[Start]

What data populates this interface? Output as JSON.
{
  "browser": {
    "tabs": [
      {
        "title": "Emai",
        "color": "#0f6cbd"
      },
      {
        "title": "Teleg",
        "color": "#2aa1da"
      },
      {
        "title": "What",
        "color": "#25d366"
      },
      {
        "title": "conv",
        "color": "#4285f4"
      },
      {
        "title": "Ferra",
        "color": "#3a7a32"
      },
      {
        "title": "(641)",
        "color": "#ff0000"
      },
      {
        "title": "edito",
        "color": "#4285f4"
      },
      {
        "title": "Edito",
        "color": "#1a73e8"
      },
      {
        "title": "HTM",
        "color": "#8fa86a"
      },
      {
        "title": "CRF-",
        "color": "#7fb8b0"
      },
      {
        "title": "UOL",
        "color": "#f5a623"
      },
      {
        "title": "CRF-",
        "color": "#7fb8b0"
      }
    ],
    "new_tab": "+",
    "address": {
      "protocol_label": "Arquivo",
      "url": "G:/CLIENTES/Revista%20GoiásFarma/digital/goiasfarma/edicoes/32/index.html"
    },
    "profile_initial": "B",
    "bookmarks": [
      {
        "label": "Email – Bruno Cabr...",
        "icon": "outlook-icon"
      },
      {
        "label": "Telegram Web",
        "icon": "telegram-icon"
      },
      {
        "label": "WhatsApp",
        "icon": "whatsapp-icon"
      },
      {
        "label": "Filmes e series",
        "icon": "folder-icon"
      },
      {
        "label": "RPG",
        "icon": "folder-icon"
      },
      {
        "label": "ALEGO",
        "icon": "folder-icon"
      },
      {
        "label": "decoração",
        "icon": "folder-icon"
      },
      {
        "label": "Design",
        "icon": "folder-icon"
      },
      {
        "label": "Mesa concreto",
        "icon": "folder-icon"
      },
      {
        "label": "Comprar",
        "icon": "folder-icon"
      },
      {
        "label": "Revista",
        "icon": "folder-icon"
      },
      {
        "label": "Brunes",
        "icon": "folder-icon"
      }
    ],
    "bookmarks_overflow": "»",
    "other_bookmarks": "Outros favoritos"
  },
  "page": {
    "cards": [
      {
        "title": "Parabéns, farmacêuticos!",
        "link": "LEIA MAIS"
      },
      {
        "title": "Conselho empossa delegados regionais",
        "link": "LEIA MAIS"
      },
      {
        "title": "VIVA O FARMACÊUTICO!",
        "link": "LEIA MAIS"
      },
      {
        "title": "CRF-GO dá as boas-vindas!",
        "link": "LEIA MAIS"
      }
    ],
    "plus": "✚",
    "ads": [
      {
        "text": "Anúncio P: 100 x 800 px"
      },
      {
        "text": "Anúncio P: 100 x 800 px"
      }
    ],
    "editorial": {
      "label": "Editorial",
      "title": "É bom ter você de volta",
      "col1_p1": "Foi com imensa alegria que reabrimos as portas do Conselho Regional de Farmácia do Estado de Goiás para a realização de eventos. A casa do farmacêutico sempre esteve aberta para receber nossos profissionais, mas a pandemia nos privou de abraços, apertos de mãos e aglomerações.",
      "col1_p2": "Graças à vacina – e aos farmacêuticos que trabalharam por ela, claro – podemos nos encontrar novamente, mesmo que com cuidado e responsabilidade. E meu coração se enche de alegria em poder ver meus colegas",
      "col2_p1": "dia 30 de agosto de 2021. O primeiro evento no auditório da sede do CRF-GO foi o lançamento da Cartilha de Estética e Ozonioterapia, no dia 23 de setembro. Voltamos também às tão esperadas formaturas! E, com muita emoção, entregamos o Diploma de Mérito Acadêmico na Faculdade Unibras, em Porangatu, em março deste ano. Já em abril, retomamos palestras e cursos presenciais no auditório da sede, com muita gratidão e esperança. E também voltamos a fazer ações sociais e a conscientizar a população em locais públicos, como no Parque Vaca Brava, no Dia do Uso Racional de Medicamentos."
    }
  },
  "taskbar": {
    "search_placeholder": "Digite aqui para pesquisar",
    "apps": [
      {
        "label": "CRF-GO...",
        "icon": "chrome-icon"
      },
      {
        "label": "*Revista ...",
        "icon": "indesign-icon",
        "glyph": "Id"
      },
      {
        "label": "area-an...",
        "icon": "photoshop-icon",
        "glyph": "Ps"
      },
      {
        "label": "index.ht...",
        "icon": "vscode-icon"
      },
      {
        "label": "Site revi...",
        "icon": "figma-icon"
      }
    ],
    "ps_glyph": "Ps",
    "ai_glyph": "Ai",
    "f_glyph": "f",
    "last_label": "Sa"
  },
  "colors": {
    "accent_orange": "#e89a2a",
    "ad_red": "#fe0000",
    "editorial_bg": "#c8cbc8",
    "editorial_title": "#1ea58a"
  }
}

[End]

• _Task details_
Some lines of the data above may hold the word "farmacêuticos"; report how many do, and nothing else.

• _Exercise output_
2